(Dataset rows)
=-=-=-=-=

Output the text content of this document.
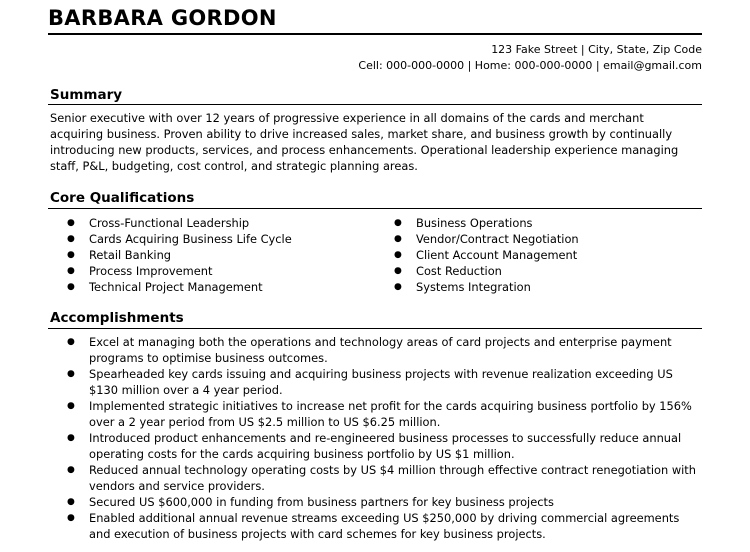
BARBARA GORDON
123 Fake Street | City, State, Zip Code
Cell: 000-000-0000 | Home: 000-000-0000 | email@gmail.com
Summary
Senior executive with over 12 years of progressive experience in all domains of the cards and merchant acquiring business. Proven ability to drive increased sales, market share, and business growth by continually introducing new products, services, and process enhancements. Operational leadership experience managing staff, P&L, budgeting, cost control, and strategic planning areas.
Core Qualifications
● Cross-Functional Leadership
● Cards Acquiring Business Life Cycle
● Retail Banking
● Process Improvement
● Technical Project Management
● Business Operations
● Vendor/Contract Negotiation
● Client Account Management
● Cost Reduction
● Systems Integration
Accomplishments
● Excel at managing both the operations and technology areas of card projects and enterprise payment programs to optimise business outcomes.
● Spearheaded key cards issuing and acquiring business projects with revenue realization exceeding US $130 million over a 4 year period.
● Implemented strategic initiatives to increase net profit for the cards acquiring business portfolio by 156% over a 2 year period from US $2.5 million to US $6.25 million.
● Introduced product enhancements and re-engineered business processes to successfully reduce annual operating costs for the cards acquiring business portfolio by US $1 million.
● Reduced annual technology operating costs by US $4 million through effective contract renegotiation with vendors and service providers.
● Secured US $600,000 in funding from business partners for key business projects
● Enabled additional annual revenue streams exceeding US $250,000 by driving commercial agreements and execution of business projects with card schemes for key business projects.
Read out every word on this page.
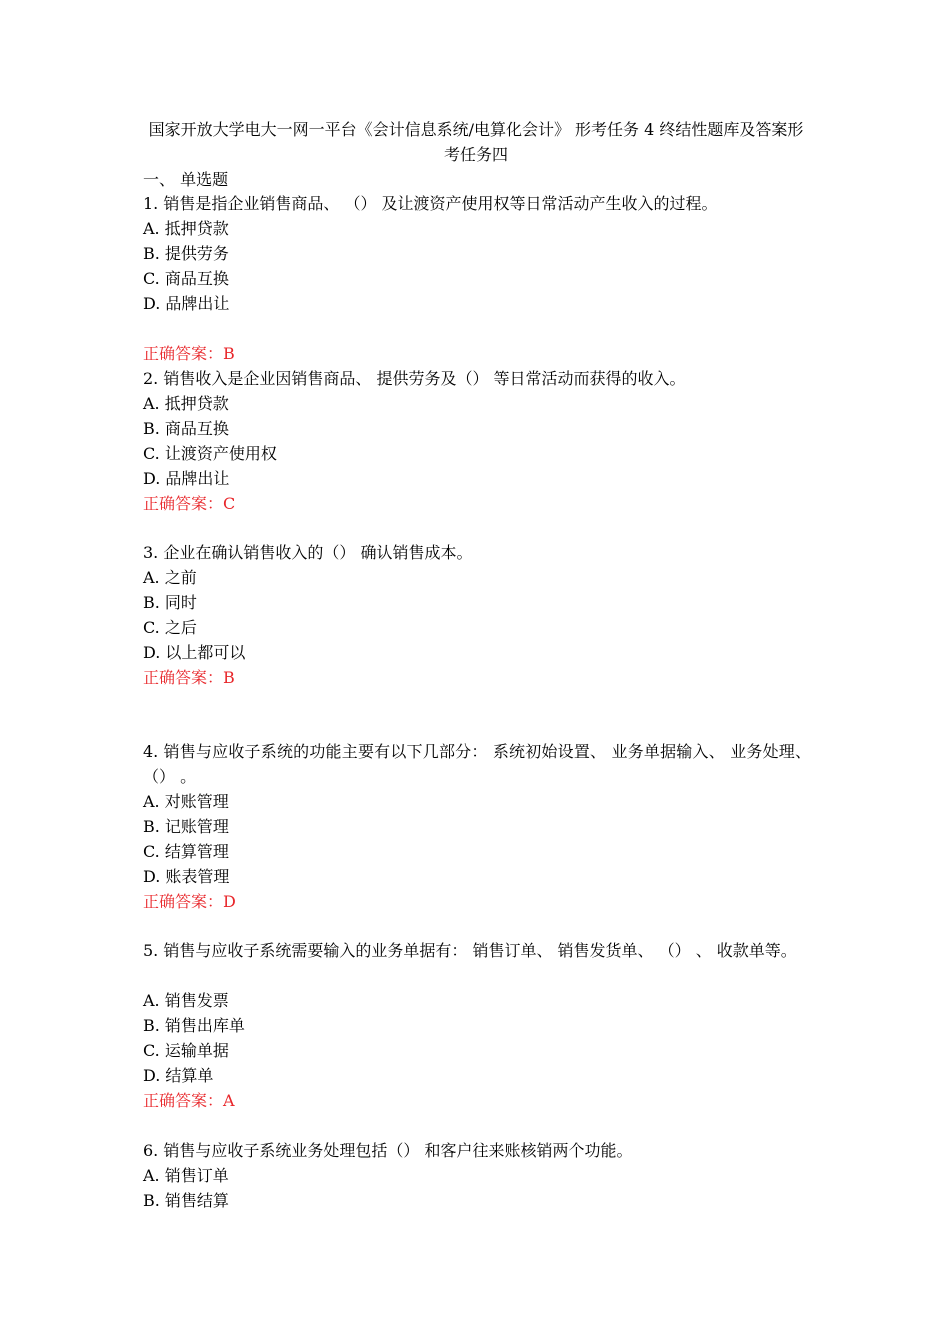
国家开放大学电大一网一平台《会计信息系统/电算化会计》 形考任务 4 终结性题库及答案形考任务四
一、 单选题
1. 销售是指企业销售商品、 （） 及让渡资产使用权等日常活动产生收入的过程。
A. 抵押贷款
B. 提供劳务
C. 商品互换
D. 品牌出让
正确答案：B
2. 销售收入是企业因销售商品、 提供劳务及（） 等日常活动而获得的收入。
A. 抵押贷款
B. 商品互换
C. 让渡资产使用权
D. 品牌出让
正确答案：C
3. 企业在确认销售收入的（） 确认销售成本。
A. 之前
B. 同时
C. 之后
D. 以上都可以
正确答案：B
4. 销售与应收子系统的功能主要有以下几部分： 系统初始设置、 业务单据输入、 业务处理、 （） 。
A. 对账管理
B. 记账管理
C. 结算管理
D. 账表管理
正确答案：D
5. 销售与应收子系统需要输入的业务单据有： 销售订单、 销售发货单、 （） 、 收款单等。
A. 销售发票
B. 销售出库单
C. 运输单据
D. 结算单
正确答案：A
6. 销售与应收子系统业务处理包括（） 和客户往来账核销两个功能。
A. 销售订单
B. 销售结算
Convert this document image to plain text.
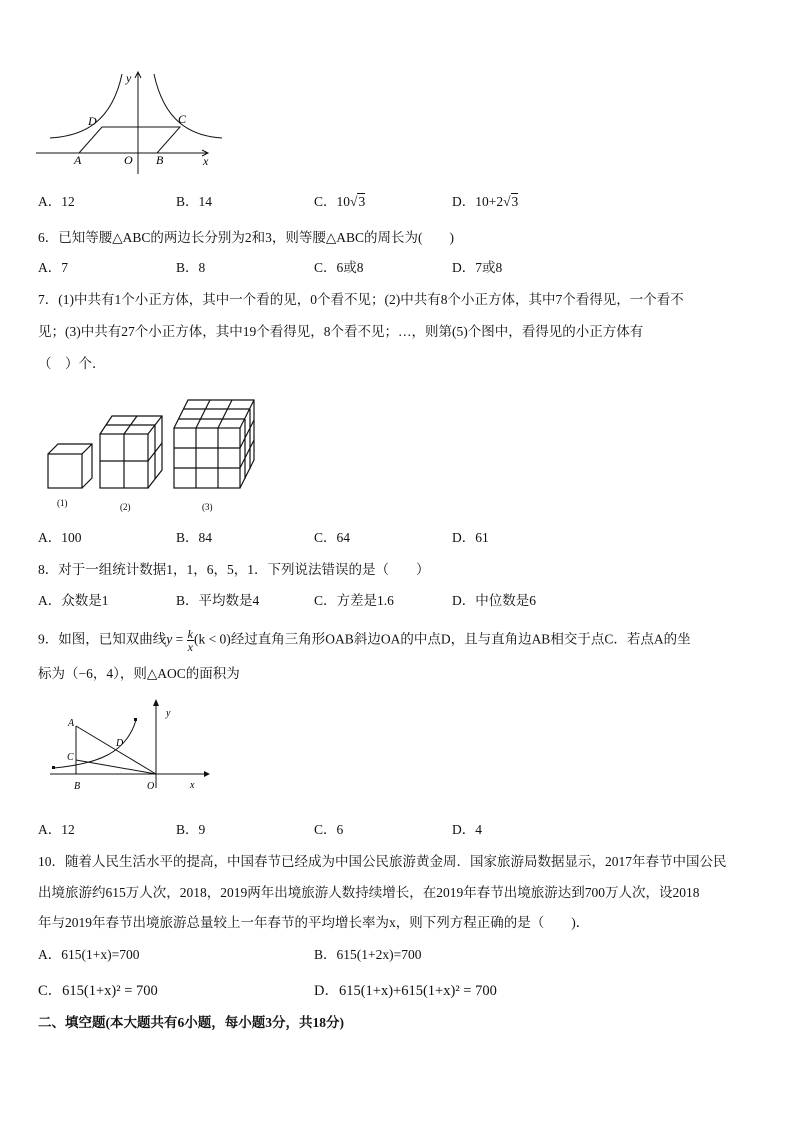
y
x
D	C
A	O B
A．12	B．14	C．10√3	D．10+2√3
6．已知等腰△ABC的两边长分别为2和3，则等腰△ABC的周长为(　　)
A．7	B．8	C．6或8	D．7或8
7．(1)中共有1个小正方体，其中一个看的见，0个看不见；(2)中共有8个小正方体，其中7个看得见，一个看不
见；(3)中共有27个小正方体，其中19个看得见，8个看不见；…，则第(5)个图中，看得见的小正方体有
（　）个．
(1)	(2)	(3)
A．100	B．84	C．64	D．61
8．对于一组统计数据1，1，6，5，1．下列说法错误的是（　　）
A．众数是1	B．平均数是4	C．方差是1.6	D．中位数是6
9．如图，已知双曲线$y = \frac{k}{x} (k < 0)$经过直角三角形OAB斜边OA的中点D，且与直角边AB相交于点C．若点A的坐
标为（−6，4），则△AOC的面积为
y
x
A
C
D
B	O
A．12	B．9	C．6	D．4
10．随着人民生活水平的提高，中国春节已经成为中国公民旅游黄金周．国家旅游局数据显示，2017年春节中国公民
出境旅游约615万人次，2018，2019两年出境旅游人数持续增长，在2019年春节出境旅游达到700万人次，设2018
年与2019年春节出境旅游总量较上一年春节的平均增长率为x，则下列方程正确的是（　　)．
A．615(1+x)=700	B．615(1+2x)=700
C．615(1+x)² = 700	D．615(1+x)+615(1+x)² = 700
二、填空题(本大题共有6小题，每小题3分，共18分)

=-=-=-=-=

• [What you need to do]: Using the records given above, list every line that includes the word "Management".

• [In response]:
● Technical Project Management
● Client Account Management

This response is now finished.